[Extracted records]
========================================================================
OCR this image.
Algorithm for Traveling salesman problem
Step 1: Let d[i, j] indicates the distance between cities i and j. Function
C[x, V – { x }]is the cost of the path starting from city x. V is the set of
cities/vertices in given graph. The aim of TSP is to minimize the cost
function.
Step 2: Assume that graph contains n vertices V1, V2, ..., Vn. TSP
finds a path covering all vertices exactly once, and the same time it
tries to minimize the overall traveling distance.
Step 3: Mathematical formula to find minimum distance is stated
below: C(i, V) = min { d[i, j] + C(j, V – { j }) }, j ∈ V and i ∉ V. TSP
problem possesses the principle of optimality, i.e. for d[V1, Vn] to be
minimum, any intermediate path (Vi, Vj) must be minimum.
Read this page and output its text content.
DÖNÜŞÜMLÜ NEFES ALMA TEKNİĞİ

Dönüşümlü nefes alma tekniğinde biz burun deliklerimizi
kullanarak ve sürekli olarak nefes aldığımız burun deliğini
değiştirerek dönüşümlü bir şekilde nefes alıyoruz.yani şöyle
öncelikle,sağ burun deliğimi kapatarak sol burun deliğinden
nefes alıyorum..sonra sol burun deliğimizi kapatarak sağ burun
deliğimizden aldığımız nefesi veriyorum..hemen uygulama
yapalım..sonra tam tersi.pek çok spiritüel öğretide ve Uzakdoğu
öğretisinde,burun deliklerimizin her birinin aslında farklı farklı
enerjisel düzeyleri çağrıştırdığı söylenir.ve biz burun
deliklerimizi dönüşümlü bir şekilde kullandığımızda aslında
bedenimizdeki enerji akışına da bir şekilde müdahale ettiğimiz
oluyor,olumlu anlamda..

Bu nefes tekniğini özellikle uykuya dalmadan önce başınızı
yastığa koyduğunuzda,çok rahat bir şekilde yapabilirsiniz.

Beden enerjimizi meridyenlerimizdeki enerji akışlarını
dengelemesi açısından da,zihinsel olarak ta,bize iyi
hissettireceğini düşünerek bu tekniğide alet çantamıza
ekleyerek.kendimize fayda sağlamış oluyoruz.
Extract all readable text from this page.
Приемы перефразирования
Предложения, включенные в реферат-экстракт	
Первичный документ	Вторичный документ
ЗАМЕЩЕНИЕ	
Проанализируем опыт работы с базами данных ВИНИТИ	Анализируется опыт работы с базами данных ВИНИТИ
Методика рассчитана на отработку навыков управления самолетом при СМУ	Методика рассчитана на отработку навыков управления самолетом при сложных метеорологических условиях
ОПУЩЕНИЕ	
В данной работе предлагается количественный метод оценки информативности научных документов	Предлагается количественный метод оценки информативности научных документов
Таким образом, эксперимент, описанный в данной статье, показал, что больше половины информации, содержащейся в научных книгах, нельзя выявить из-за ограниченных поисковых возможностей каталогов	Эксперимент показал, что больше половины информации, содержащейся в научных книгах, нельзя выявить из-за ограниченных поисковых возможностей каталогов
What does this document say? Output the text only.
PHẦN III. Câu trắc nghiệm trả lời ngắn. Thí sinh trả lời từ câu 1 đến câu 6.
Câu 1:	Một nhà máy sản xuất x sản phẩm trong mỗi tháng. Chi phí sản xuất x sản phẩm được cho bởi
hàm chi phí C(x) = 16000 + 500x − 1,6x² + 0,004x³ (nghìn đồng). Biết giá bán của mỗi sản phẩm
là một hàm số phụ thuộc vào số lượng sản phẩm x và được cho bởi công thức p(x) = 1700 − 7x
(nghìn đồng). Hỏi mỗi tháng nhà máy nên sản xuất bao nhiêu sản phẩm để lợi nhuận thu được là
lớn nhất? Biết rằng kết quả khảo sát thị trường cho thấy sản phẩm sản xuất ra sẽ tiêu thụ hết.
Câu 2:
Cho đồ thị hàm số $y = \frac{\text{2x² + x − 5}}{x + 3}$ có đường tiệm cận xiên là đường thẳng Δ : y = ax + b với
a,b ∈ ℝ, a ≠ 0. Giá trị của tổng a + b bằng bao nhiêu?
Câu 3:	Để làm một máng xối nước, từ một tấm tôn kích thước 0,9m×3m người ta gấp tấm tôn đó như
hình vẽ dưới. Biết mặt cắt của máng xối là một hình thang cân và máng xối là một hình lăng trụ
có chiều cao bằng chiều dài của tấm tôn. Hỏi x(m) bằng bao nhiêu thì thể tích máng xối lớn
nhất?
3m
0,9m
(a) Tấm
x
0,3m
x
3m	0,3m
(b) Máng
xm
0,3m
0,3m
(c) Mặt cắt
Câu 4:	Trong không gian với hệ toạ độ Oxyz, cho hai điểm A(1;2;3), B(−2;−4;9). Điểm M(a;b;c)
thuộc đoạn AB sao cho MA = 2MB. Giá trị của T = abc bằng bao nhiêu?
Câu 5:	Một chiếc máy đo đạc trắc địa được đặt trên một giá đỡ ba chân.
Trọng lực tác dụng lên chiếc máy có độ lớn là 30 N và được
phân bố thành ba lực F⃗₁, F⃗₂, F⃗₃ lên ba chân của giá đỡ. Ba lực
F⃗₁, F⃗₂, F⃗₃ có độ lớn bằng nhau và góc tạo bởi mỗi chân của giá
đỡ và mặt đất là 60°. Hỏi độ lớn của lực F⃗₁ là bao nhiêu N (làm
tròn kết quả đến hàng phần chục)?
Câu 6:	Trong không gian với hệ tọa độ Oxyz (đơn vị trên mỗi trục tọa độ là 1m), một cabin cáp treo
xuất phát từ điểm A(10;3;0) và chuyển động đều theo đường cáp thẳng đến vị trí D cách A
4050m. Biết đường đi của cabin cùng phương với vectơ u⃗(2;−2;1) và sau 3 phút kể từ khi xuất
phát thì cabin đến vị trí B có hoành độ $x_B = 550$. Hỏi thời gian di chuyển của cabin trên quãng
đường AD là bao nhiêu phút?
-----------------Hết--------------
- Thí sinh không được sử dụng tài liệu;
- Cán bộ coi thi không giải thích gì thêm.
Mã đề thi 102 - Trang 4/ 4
========================================================================
Return all of the entries word for word.

**WRITTEN SOLUTION:**
OCR this image.
Algorithm for Traveling salesman problem
Step 1: Let d[i, j] indicates the distance between cities i and j. Function
C[x, V – { x }]is the cost of the path starting from city x. V is the set of
cities/vertices in given graph. The aim of TSP is to minimize the cost
function.
Step 2: Assume that graph contains n vertices V1, V2, ..., Vn. TSP
finds a path covering all vertices exactly once, and the same time it
tries to minimize the overall traveling distance.
Step 3: Mathematical formula to find minimum distance is stated
below: C(i, V) = min { d[i, j] + C(j, V – { j }) }, j ∈ V and i ∉ V. TSP
problem possesses the principle of optimality, i.e. for d[V1, Vn] to be
minimum, any intermediate path (Vi, Vj) must be minimum.
Read this page and output its text content.
DÖNÜŞÜMLÜ NEFES ALMA TEKNİĞİ

Dönüşümlü nefes alma tekniğinde biz burun deliklerimizi
kullanarak ve sürekli olarak nefes aldığımız burun deliğini
değiştirerek dönüşümlü bir şekilde nefes alıyoruz.yani şöyle
öncelikle,sağ burun deliğimi kapatarak sol burun deliğinden
nefes alıyorum..sonra sol burun deliğimizi kapatarak sağ burun
deliğimizden aldığımız nefesi veriyorum..hemen uygulama
yapalım..sonra tam tersi.pek çok spiritüel öğretide ve Uzakdoğu
öğretisinde,burun deliklerimizin her birinin aslında farklı farklı
enerjisel düzeyleri çağrıştırdığı söylenir.ve biz burun
deliklerimizi dönüşümlü bir şekilde kullandığımızda aslında
bedenimizdeki enerji akışına da bir şekilde müdahale ettiğimiz
oluyor,olumlu anlamda..

Bu nefes tekniğini özellikle uykuya dalmadan önce başınızı
yastığa koyduğunuzda,çok rahat bir şekilde yapabilirsiniz.

Beden enerjimizi meridyenlerimizdeki enerji akışlarını
dengelemesi açısından da,zihinsel olarak ta,bize iyi
hissettireceğini düşünerek bu tekniğide alet çantamıza
ekleyerek.kendimize fayda sağlamış oluyoruz.
Extract all readable text from this page.
Приемы перефразирования
Предложения, включенные в реферат-экстракт	
Первичный документ	Вторичный документ
ЗАМЕЩЕНИЕ	
Проанализируем опыт работы с базами данных ВИНИТИ	Анализируется опыт работы с базами данных ВИНИТИ
Методика рассчитана на отработку навыков управления самолетом при СМУ	Методика рассчитана на отработку навыков управления самолетом при сложных метеорологических условиях
ОПУЩЕНИЕ	
В данной работе предлагается количественный метод оценки информативности научных документов	Предлагается количественный метод оценки информативности научных документов
Таким образом, эксперимент, описанный в данной статье, показал, что больше половины информации, содержащейся в научных книгах, нельзя выявить из-за ограниченных поисковых возможностей каталогов	Эксперимент показал, что больше половины информации, содержащейся в научных книгах, нельзя выявить из-за ограниченных поисковых возможностей каталогов
What does this document say? Output the text only.
PHẦN III. Câu trắc nghiệm trả lời ngắn. Thí sinh trả lời từ câu 1 đến câu 6.
Câu 1:	Một nhà máy sản xuất x sản phẩm trong mỗi tháng. Chi phí sản xuất x sản phẩm được cho bởi
hàm chi phí C(x) = 16000 + 500x − 1,6x² + 0,004x³ (nghìn đồng). Biết giá bán của mỗi sản phẩm
là một hàm số phụ thuộc vào số lượng sản phẩm x và được cho bởi công thức p(x) = 1700 − 7x
(nghìn đồng). Hỏi mỗi tháng nhà máy nên sản xuất bao nhiêu sản phẩm để lợi nhuận thu được là
lớn nhất? Biết rằng kết quả khảo sát thị trường cho thấy sản phẩm sản xuất ra sẽ tiêu thụ hết.
Câu 2:
Cho đồ thị hàm số $y = \frac{\text{2x² + x − 5}}{x + 3}$ có đường tiệm cận xiên là đường thẳng Δ : y = ax + b với
a,b ∈ ℝ, a ≠ 0. Giá trị của tổng a + b bằng bao nhiêu?
Câu 3:	Để làm một máng xối nước, từ một tấm tôn kích thước 0,9m×3m người ta gấp tấm tôn đó như
hình vẽ dưới. Biết mặt cắt của máng xối là một hình thang cân và máng xối là một hình lăng trụ
có chiều cao bằng chiều dài của tấm tôn. Hỏi x(m) bằng bao nhiêu thì thể tích máng xối lớn
nhất?
3m
0,9m
(a) Tấm
x
0,3m
x
3m	0,3m
(b) Máng
xm
0,3m
0,3m
(c) Mặt cắt
Câu 4:	Trong không gian với hệ toạ độ Oxyz, cho hai điểm A(1;2;3), B(−2;−4;9). Điểm M(a;b;c)
thuộc đoạn AB sao cho MA = 2MB. Giá trị của T = abc bằng bao nhiêu?
Câu 5:	Một chiếc máy đo đạc trắc địa được đặt trên một giá đỡ ba chân.
Trọng lực tác dụng lên chiếc máy có độ lớn là 30 N và được
phân bố thành ba lực F⃗₁, F⃗₂, F⃗₃ lên ba chân của giá đỡ. Ba lực
F⃗₁, F⃗₂, F⃗₃ có độ lớn bằng nhau và góc tạo bởi mỗi chân của giá
đỡ và mặt đất là 60°. Hỏi độ lớn của lực F⃗₁ là bao nhiêu N (làm
tròn kết quả đến hàng phần chục)?
Câu 6:	Trong không gian với hệ tọa độ Oxyz (đơn vị trên mỗi trục tọa độ là 1m), một cabin cáp treo
xuất phát từ điểm A(10;3;0) và chuyển động đều theo đường cáp thẳng đến vị trí D cách A
4050m. Biết đường đi của cabin cùng phương với vectơ u⃗(2;−2;1) và sau 3 phút kể từ khi xuất
phát thì cabin đến vị trí B có hoành độ $x_B = 550$. Hỏi thời gian di chuyển của cabin trên quãng
đường AD là bao nhiêu phút?
-----------------Hết--------------
- Thí sinh không được sử dụng tài liệu;
- Cán bộ coi thi không giải thích gì thêm.
Mã đề thi 102 - Trang 4/ 4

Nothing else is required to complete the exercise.